[Structured figure records]
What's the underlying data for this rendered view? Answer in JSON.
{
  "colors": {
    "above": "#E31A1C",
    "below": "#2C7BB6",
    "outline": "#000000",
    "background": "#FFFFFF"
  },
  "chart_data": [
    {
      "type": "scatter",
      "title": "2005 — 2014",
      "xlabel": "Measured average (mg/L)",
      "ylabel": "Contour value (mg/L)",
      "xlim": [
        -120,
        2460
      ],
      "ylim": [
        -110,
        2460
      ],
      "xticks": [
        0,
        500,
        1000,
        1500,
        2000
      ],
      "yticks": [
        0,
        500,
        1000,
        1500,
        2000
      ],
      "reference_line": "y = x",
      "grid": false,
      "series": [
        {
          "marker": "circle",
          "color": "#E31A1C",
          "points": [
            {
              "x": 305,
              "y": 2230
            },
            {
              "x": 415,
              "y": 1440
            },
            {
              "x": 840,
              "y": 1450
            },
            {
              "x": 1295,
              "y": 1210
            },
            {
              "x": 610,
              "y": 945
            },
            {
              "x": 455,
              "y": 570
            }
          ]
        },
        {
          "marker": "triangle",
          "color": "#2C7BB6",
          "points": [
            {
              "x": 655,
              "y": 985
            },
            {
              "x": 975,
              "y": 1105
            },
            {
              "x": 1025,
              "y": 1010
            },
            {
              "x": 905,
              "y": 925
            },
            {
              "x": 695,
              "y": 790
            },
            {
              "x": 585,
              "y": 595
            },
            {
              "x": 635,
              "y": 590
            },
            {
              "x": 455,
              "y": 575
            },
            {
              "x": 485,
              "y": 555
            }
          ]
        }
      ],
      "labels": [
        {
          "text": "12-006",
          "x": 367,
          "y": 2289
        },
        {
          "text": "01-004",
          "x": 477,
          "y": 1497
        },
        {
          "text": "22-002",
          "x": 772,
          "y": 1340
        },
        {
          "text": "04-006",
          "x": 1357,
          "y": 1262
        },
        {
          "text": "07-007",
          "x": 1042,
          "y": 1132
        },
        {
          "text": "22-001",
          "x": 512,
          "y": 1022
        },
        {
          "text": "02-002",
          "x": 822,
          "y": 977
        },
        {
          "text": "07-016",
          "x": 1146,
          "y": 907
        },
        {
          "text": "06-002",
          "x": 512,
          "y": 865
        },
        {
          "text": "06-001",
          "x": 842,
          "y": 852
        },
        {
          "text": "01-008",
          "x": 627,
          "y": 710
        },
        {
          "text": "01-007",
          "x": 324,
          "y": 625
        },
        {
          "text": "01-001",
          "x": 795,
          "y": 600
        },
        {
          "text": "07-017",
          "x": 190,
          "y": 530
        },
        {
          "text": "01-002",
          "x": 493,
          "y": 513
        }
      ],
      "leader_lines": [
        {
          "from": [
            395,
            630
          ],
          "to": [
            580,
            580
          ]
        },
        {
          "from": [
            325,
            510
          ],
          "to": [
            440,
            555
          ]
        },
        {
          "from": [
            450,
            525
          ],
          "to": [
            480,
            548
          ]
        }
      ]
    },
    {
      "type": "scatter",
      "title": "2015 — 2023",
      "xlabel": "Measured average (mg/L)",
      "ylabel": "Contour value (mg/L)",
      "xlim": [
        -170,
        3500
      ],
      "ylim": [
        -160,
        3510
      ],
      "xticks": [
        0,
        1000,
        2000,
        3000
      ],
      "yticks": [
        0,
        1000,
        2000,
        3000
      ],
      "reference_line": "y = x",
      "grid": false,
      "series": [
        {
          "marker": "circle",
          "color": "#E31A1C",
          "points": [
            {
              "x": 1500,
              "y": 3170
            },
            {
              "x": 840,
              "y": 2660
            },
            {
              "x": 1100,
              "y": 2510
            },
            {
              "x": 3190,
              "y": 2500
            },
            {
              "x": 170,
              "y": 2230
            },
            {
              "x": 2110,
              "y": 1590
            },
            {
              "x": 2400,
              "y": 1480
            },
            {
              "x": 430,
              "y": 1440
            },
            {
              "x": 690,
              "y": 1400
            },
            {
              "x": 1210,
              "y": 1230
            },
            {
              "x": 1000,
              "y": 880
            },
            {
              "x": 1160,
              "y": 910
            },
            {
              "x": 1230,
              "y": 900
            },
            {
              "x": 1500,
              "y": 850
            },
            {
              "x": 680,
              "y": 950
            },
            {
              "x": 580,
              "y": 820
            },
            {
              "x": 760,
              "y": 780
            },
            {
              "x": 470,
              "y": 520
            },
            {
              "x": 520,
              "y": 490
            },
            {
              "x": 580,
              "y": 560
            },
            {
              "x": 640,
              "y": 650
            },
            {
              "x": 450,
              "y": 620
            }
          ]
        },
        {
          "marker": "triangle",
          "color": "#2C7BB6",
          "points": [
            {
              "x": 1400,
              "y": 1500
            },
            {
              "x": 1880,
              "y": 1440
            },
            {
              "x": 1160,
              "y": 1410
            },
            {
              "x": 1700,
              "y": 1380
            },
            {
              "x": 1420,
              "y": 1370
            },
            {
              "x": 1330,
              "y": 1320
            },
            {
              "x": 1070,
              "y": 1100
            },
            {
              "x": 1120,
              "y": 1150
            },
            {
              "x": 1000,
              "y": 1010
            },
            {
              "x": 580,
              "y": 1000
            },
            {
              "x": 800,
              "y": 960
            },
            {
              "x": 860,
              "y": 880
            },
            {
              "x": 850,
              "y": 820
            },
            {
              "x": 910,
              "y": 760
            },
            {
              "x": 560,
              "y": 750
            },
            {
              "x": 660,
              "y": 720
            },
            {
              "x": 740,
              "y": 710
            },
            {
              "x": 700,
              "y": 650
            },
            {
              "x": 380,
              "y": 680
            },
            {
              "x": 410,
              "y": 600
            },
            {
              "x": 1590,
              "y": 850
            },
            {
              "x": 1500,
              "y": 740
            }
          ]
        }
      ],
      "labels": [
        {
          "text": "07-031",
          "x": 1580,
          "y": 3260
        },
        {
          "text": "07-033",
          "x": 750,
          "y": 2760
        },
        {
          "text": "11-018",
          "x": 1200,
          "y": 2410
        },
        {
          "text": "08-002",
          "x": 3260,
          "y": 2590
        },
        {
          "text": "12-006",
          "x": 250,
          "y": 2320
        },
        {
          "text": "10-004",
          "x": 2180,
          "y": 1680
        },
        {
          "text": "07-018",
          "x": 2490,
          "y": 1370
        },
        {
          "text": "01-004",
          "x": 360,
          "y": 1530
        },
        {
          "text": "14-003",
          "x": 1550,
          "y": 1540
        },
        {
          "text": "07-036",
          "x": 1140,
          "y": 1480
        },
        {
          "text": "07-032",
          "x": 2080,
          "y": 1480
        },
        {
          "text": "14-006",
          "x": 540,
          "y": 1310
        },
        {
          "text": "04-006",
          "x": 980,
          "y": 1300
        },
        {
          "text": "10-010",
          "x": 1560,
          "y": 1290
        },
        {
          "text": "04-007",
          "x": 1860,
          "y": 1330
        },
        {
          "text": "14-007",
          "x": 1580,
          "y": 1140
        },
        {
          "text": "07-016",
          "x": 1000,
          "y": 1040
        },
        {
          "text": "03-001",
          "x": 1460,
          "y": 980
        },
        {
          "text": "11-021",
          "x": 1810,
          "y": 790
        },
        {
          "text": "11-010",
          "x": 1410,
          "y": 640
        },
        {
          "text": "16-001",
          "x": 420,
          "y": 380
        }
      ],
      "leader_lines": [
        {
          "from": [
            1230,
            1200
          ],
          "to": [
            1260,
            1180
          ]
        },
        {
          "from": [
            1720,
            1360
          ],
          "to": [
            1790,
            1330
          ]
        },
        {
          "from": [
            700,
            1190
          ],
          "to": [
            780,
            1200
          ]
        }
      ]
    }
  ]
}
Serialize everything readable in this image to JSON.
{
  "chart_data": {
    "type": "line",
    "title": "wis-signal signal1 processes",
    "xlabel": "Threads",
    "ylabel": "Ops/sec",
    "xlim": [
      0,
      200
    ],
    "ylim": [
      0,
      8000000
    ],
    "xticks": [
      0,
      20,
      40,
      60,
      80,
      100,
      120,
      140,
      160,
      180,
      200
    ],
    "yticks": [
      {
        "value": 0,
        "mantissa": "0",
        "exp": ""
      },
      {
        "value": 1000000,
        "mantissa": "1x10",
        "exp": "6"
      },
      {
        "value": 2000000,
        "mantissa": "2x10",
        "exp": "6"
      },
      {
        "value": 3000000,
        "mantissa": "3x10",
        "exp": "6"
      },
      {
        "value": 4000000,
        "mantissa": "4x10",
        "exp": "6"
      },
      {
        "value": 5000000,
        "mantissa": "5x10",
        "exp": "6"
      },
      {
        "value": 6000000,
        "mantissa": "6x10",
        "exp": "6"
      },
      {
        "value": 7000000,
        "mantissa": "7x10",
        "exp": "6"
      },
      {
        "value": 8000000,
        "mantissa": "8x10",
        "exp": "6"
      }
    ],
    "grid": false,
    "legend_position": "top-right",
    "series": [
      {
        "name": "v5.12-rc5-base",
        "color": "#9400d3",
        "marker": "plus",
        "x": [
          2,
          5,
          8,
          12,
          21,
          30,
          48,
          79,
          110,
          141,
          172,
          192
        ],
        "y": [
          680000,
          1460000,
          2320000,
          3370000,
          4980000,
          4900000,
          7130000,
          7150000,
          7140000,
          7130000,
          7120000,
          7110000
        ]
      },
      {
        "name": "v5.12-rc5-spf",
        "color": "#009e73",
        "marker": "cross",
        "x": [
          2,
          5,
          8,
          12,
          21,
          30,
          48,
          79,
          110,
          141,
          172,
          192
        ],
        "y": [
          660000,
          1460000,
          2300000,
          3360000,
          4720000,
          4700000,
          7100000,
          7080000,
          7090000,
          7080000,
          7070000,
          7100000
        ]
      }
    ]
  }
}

▸ Exercise brief
Above are entries; state the number of lines among them that contain "title", and nothing else.

▸ Answer in full
3